> STATED TASK
Make an exact copy of the records, dropping all pictures.

(Saved entries)
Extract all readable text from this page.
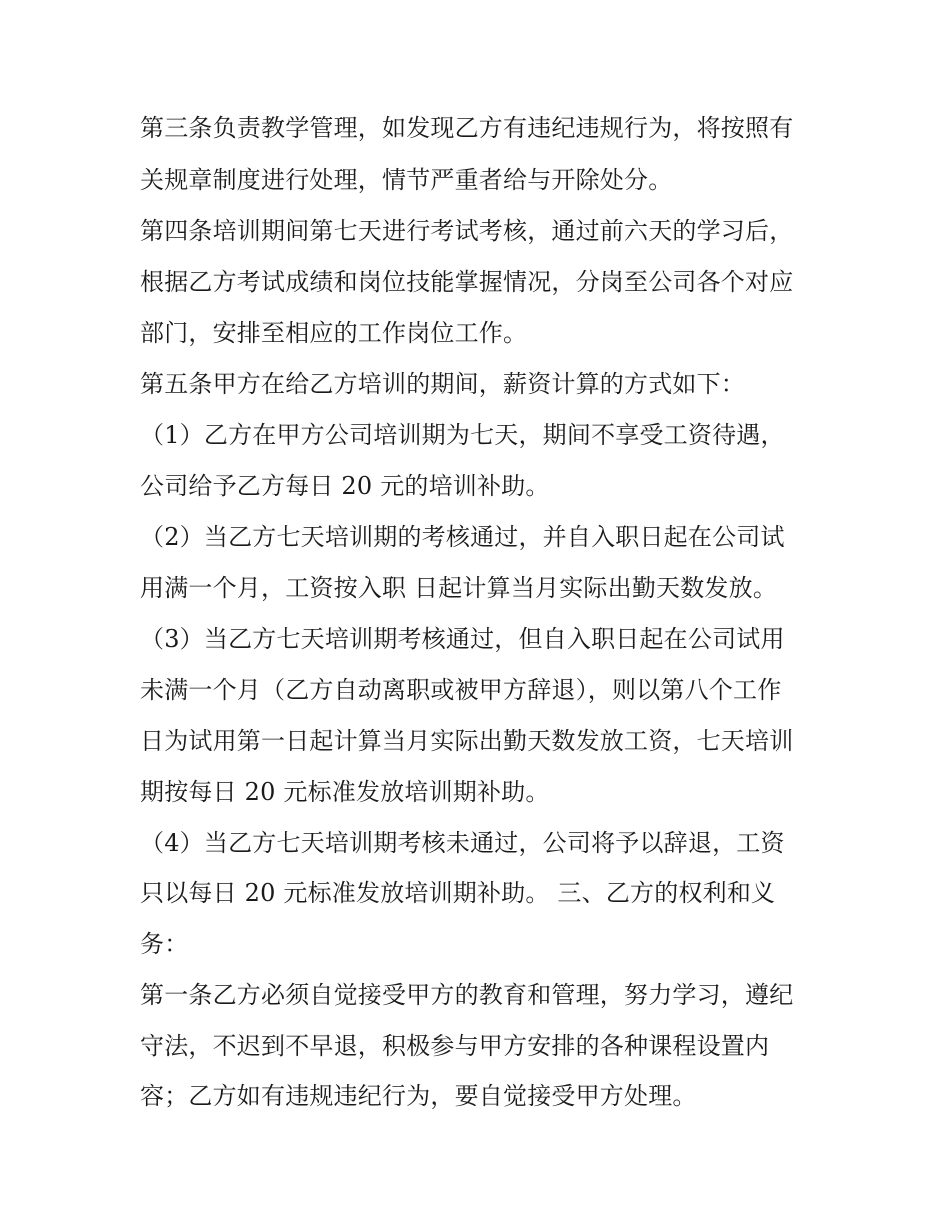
第三条负责教学管理，如发现乙方有违纪违规行为，将按照有
关规章制度进行处理，情节严重者给与开除处分。
第四条培训期间第七天进行考试考核，通过前六天的学习后，
根据乙方考试成绩和岗位技能掌握情况，分岗至公司各个对应
部门，安排至相应的工作岗位工作。
第五条甲方在给乙方培训的期间，薪资计算的方式如下：
（1）乙方在甲方公司培训期为七天，期间不享受工资待遇，
公司给予乙方每日 20 元的培训补助。
（2）当乙方七天培训期的考核通过，并自入职日起在公司试
用满一个月，工资按入职 日起计算当月实际出勤天数发放。
（3）当乙方七天培训期考核通过，但自入职日起在公司试用
未满一个月（乙方自动离职或被甲方辞退），则以第八个工作
日为试用第一日起计算当月实际出勤天数发放工资，七天培训
期按每日 20 元标准发放培训期补助。
（4）当乙方七天培训期考核未通过，公司将予以辞退，工资
只以每日 20 元标准发放培训期补助。 三、乙方的权利和义
务：
第一条乙方必须自觉接受甲方的教育和管理，努力学习，遵纪
守法，不迟到不早退，积极参与甲方安排的各种课程设置内
容；乙方如有违规违纪行为，要自觉接受甲方处理。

> RESPONSE
Extract all readable text from this page.
第三条负责教学管理，如发现乙方有违纪违规行为，将按照有
关规章制度进行处理，情节严重者给与开除处分。
第四条培训期间第七天进行考试考核，通过前六天的学习后，
根据乙方考试成绩和岗位技能掌握情况，分岗至公司各个对应
部门，安排至相应的工作岗位工作。
第五条甲方在给乙方培训的期间，薪资计算的方式如下：
（1）乙方在甲方公司培训期为七天，期间不享受工资待遇，
公司给予乙方每日 20 元的培训补助。
（2）当乙方七天培训期的考核通过，并自入职日起在公司试
用满一个月，工资按入职 日起计算当月实际出勤天数发放。
（3）当乙方七天培训期考核通过，但自入职日起在公司试用
未满一个月（乙方自动离职或被甲方辞退），则以第八个工作
日为试用第一日起计算当月实际出勤天数发放工资，七天培训
期按每日 20 元标准发放培训期补助。
（4）当乙方七天培训期考核未通过，公司将予以辞退，工资
只以每日 20 元标准发放培训期补助。 三、乙方的权利和义
务：
第一条乙方必须自觉接受甲方的教育和管理，努力学习，遵纪
守法，不迟到不早退，积极参与甲方安排的各种课程设置内
容；乙方如有违规违纪行为，要自觉接受甲方处理。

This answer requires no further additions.